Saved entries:
· · · · ·

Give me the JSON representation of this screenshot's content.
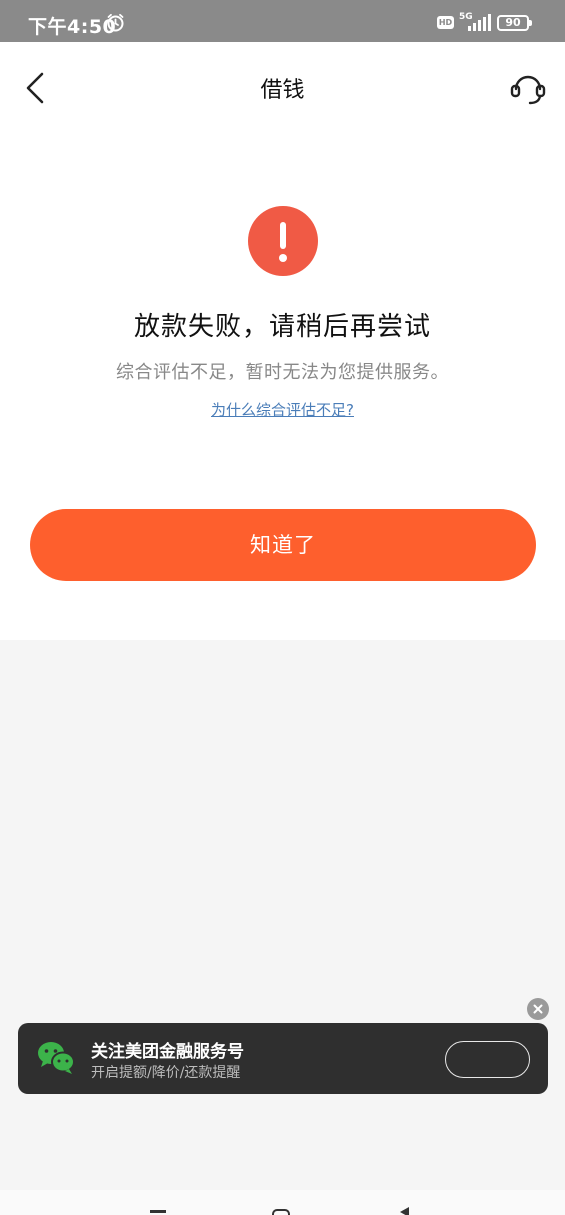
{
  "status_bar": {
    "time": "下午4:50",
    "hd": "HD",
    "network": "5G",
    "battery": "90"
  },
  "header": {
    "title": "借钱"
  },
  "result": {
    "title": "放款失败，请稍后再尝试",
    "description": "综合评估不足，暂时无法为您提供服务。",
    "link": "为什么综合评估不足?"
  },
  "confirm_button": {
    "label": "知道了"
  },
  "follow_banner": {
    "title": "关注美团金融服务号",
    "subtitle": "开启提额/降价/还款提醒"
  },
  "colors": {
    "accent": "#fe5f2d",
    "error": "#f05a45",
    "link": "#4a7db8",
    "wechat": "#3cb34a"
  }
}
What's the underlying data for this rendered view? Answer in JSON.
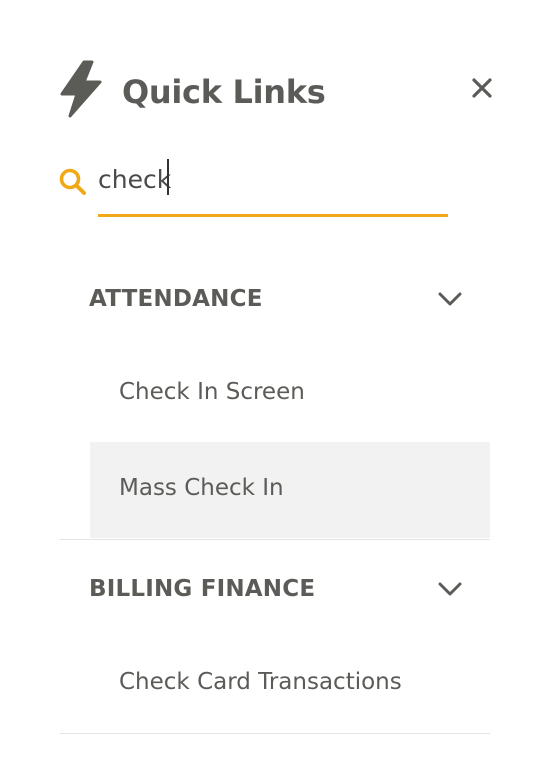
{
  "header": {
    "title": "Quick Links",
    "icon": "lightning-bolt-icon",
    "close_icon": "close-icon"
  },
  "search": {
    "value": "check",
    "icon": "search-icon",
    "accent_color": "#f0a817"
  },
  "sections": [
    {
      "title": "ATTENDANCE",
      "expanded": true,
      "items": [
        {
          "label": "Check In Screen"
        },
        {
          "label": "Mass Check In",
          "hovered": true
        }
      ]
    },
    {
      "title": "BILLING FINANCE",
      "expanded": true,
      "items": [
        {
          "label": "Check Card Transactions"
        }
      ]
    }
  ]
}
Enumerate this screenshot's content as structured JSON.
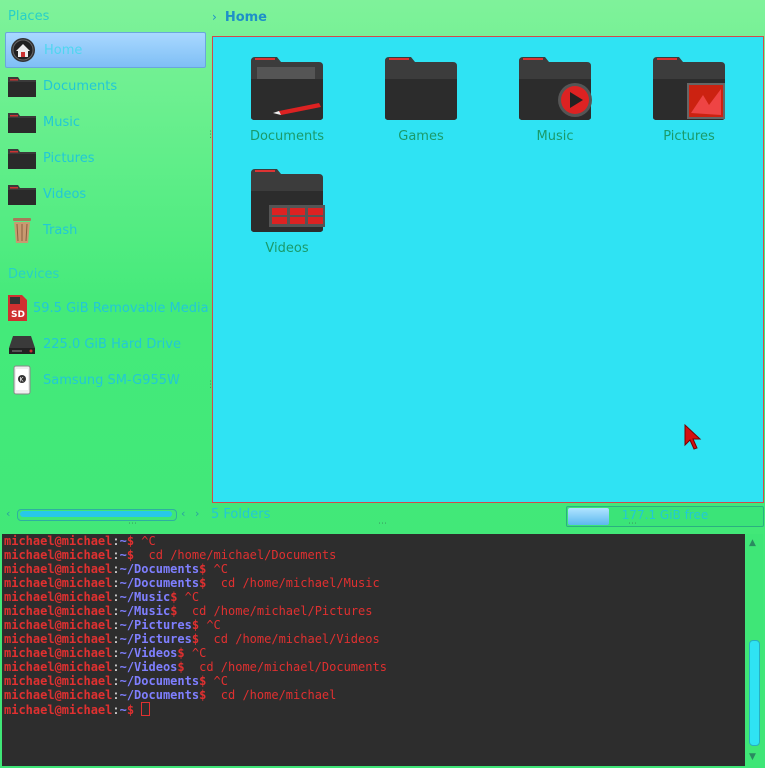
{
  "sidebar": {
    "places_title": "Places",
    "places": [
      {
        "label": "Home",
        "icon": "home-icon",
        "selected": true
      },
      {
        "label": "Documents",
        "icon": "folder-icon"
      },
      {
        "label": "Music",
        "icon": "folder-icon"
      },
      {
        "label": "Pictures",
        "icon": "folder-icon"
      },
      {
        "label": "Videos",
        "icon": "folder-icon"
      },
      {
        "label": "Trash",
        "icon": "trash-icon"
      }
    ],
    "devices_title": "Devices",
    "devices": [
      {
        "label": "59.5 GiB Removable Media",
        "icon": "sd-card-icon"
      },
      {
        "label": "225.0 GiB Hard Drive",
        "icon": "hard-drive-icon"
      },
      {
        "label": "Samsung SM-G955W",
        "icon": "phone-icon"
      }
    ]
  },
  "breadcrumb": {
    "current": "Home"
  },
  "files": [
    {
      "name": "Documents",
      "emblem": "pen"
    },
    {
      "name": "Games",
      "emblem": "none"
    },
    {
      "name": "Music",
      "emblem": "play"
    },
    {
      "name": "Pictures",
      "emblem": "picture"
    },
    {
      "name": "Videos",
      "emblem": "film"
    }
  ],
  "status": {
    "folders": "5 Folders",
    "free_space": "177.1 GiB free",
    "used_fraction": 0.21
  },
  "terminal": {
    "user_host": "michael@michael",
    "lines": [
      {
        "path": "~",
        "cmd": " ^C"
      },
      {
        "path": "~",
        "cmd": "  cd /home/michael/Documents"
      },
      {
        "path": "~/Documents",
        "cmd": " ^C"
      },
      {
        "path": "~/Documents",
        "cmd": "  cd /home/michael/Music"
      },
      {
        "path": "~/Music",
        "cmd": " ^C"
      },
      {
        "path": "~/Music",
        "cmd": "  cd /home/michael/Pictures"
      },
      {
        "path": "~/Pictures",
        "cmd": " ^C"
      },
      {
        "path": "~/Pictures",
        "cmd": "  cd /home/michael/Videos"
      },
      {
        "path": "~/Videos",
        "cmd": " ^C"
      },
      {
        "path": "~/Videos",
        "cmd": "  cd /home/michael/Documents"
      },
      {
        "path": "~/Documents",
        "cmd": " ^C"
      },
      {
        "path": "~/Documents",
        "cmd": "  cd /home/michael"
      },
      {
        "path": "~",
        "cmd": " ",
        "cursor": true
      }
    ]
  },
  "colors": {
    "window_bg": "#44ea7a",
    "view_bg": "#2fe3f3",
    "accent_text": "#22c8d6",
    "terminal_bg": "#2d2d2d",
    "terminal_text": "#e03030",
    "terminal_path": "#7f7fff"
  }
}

· · · · ·

• [Exercise requirements]: Omit every image. Quote each record exactly.

• [Answer to the task]:
Give me the JSON representation of this screenshot's content.
{
  "status_bar": {
    "time": "下午4:50",
    "hd": "HD",
    "network": "5G",
    "battery": "90"
  },
  "header": {
    "title": "借钱"
  },
  "result": {
    "title": "放款失败，请稍后再尝试",
    "description": "综合评估不足，暂时无法为您提供服务。",
    "link": "为什么综合评估不足?"
  },
  "confirm_button": {
    "label": "知道了"
  },
  "follow_banner": {
    "title": "关注美团金融服务号",
    "subtitle": "开启提额/降价/还款提醒"
  },
  "colors": {
    "accent": "#fe5f2d",
    "error": "#f05a45",
    "link": "#4a7db8",
    "wechat": "#3cb34a"
  }
}
What's the underlying data for this rendered view? Answer in JSON.
{
  "header": {
    "title": "Quick Links",
    "icon": "lightning-bolt-icon",
    "close_icon": "close-icon"
  },
  "search": {
    "value": "check",
    "icon": "search-icon",
    "accent_color": "#f0a817"
  },
  "sections": [
    {
      "title": "ATTENDANCE",
      "expanded": true,
      "items": [
        {
          "label": "Check In Screen"
        },
        {
          "label": "Mass Check In",
          "hovered": true
        }
      ]
    },
    {
      "title": "BILLING FINANCE",
      "expanded": true,
      "items": [
        {
          "label": "Check Card Transactions"
        }
      ]
    }
  ]
}
Enumerate this screenshot's content as structured JSON.
{
  "sidebar": {
    "places_title": "Places",
    "places": [
      {
        "label": "Home",
        "icon": "home-icon",
        "selected": true
      },
      {
        "label": "Documents",
        "icon": "folder-icon"
      },
      {
        "label": "Music",
        "icon": "folder-icon"
      },
      {
        "label": "Pictures",
        "icon": "folder-icon"
      },
      {
        "label": "Videos",
        "icon": "folder-icon"
      },
      {
        "label": "Trash",
        "icon": "trash-icon"
      }
    ],
    "devices_title": "Devices",
    "devices": [
      {
        "label": "59.5 GiB Removable Media",
        "icon": "sd-card-icon"
      },
      {
        "label": "225.0 GiB Hard Drive",
        "icon": "hard-drive-icon"
      },
      {
        "label": "Samsung SM-G955W",
        "icon": "phone-icon"
      }
    ]
  },
  "breadcrumb": {
    "current": "Home"
  },
  "files": [
    {
      "name": "Documents",
      "emblem": "pen"
    },
    {
      "name": "Games",
      "emblem": "none"
    },
    {
      "name": "Music",
      "emblem": "play"
    },
    {
      "name": "Pictures",
      "emblem": "picture"
    },
    {
      "name": "Videos",
      "emblem": "film"
    }
  ],
  "status": {
    "folders": "5 Folders",
    "free_space": "177.1 GiB free",
    "used_fraction": 0.21
  },
  "terminal": {
    "user_host": "michael@michael",
    "lines": [
      {
        "path": "~",
        "cmd": " ^C"
      },
      {
        "path": "~",
        "cmd": "  cd /home/michael/Documents"
      },
      {
        "path": "~/Documents",
        "cmd": " ^C"
      },
      {
        "path": "~/Documents",
        "cmd": "  cd /home/michael/Music"
      },
      {
        "path": "~/Music",
        "cmd": " ^C"
      },
      {
        "path": "~/Music",
        "cmd": "  cd /home/michael/Pictures"
      },
      {
        "path": "~/Pictures",
        "cmd": " ^C"
      },
      {
        "path": "~/Pictures",
        "cmd": "  cd /home/michael/Videos"
      },
      {
        "path": "~/Videos",
        "cmd": " ^C"
      },
      {
        "path": "~/Videos",
        "cmd": "  cd /home/michael/Documents"
      },
      {
        "path": "~/Documents",
        "cmd": " ^C"
      },
      {
        "path": "~/Documents",
        "cmd": "  cd /home/michael"
      },
      {
        "path": "~",
        "cmd": " ",
        "cursor": true
      }
    ]
  },
  "colors": {
    "window_bg": "#44ea7a",
    "view_bg": "#2fe3f3",
    "accent_text": "#22c8d6",
    "terminal_bg": "#2d2d2d",
    "terminal_text": "#e03030",
    "terminal_path": "#7f7fff"
  }
}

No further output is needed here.